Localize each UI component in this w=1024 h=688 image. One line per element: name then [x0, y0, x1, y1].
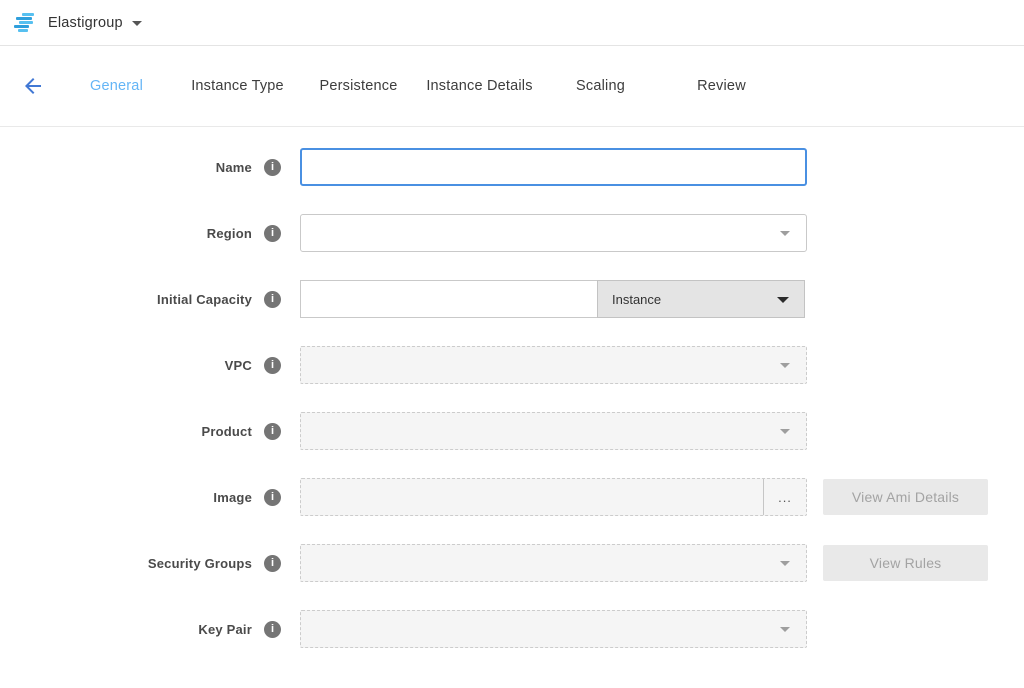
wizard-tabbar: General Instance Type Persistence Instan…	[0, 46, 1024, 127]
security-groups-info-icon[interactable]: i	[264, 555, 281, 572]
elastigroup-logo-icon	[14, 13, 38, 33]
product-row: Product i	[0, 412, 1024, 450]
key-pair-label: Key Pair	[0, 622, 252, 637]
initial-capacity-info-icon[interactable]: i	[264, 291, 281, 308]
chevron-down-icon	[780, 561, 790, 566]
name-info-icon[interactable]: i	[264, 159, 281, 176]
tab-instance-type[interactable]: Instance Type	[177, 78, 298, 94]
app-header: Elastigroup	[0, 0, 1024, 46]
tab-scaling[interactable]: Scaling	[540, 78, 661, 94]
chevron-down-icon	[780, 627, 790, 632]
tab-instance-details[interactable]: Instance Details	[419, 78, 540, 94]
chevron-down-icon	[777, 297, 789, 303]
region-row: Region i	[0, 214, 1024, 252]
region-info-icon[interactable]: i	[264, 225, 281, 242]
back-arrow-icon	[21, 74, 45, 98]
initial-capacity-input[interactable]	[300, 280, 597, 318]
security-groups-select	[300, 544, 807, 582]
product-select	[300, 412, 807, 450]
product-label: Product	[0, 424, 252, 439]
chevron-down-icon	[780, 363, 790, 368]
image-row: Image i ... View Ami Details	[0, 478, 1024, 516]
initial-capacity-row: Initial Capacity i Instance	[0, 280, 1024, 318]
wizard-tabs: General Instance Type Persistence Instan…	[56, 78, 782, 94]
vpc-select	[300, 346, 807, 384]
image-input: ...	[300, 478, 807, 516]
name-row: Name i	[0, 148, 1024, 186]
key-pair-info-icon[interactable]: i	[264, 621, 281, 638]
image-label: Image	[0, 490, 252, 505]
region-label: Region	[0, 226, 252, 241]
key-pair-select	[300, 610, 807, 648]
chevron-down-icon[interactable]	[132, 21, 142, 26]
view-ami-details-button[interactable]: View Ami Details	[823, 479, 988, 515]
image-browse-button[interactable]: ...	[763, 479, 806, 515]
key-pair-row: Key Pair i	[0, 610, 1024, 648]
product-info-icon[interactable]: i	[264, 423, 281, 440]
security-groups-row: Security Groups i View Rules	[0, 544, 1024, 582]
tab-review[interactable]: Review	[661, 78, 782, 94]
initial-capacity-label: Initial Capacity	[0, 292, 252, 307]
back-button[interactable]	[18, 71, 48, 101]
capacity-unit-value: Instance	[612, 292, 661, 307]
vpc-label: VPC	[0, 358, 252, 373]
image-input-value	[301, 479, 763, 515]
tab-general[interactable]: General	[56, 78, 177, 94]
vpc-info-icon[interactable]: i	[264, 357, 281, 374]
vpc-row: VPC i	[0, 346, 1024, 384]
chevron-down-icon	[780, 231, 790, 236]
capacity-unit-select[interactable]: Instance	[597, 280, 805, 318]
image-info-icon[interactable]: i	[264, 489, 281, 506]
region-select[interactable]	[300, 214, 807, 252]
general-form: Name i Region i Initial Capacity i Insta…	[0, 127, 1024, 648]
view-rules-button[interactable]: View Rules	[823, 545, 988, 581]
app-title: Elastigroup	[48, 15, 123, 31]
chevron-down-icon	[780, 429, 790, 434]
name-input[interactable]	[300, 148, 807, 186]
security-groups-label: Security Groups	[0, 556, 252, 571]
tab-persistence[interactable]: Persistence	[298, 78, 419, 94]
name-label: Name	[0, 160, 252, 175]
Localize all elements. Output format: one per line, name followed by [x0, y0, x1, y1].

------------

## Written problem:
Copy out every line of the entries above word for word, leaving out the pictures.

## Correct result:
Localize each UI component in this w=1024 h=688 image. One line per element: name then [x0, y0, x1, y1].
wizard-tabbar: General Instance Type Persistence Instan…	[0, 46, 1024, 127]
security-groups-info-icon[interactable]: i	[264, 555, 281, 572]
elastigroup-logo-icon	[14, 13, 38, 33]
product-row: Product i	[0, 412, 1024, 450]
key-pair-label: Key Pair	[0, 622, 252, 637]
initial-capacity-info-icon[interactable]: i	[264, 291, 281, 308]
chevron-down-icon	[780, 561, 790, 566]
name-info-icon[interactable]: i	[264, 159, 281, 176]
tab-instance-type[interactable]: Instance Type	[177, 78, 298, 94]
app-header: Elastigroup	[0, 0, 1024, 46]
tab-scaling[interactable]: Scaling	[540, 78, 661, 94]
chevron-down-icon	[780, 627, 790, 632]
tab-instance-details[interactable]: Instance Details	[419, 78, 540, 94]
chevron-down-icon	[777, 297, 789, 303]
region-row: Region i	[0, 214, 1024, 252]
region-info-icon[interactable]: i	[264, 225, 281, 242]
back-arrow-icon	[21, 74, 45, 98]
initial-capacity-input[interactable]	[300, 280, 597, 318]
security-groups-select	[300, 544, 807, 582]
product-select	[300, 412, 807, 450]
product-label: Product	[0, 424, 252, 439]
chevron-down-icon	[780, 363, 790, 368]
image-row: Image i ... View Ami Details	[0, 478, 1024, 516]
initial-capacity-row: Initial Capacity i Instance	[0, 280, 1024, 318]
wizard-tabs: General Instance Type Persistence Instan…	[56, 78, 782, 94]
vpc-select	[300, 346, 807, 384]
image-input: ...	[300, 478, 807, 516]
name-row: Name i	[0, 148, 1024, 186]
key-pair-info-icon[interactable]: i	[264, 621, 281, 638]
image-label: Image	[0, 490, 252, 505]
region-label: Region	[0, 226, 252, 241]
key-pair-select	[300, 610, 807, 648]
chevron-down-icon[interactable]	[132, 21, 142, 26]
view-ami-details-button[interactable]: View Ami Details	[823, 479, 988, 515]
image-browse-button[interactable]: ...	[763, 479, 806, 515]
key-pair-row: Key Pair i	[0, 610, 1024, 648]
product-info-icon[interactable]: i	[264, 423, 281, 440]
security-groups-row: Security Groups i View Rules	[0, 544, 1024, 582]
tab-review[interactable]: Review	[661, 78, 782, 94]
initial-capacity-label: Initial Capacity	[0, 292, 252, 307]
back-button[interactable]	[18, 71, 48, 101]
capacity-unit-value: Instance	[612, 292, 661, 307]
vpc-label: VPC	[0, 358, 252, 373]
image-input-value	[301, 479, 763, 515]
tab-general[interactable]: General	[56, 78, 177, 94]
vpc-info-icon[interactable]: i	[264, 357, 281, 374]
vpc-row: VPC i	[0, 346, 1024, 384]
chevron-down-icon	[780, 231, 790, 236]
capacity-unit-select[interactable]: Instance	[597, 280, 805, 318]
image-info-icon[interactable]: i	[264, 489, 281, 506]
region-select[interactable]	[300, 214, 807, 252]
general-form: Name i Region i Initial Capacity i Insta…	[0, 127, 1024, 648]
view-rules-button[interactable]: View Rules	[823, 545, 988, 581]
app-title: Elastigroup	[48, 15, 123, 31]
chevron-down-icon	[780, 429, 790, 434]
name-input[interactable]	[300, 148, 807, 186]
security-groups-label: Security Groups	[0, 556, 252, 571]
tab-persistence[interactable]: Persistence	[298, 78, 419, 94]
name-label: Name	[0, 160, 252, 175]
Localize all elements. Output format: one per line, name followed by [x0, y0, x1, y1].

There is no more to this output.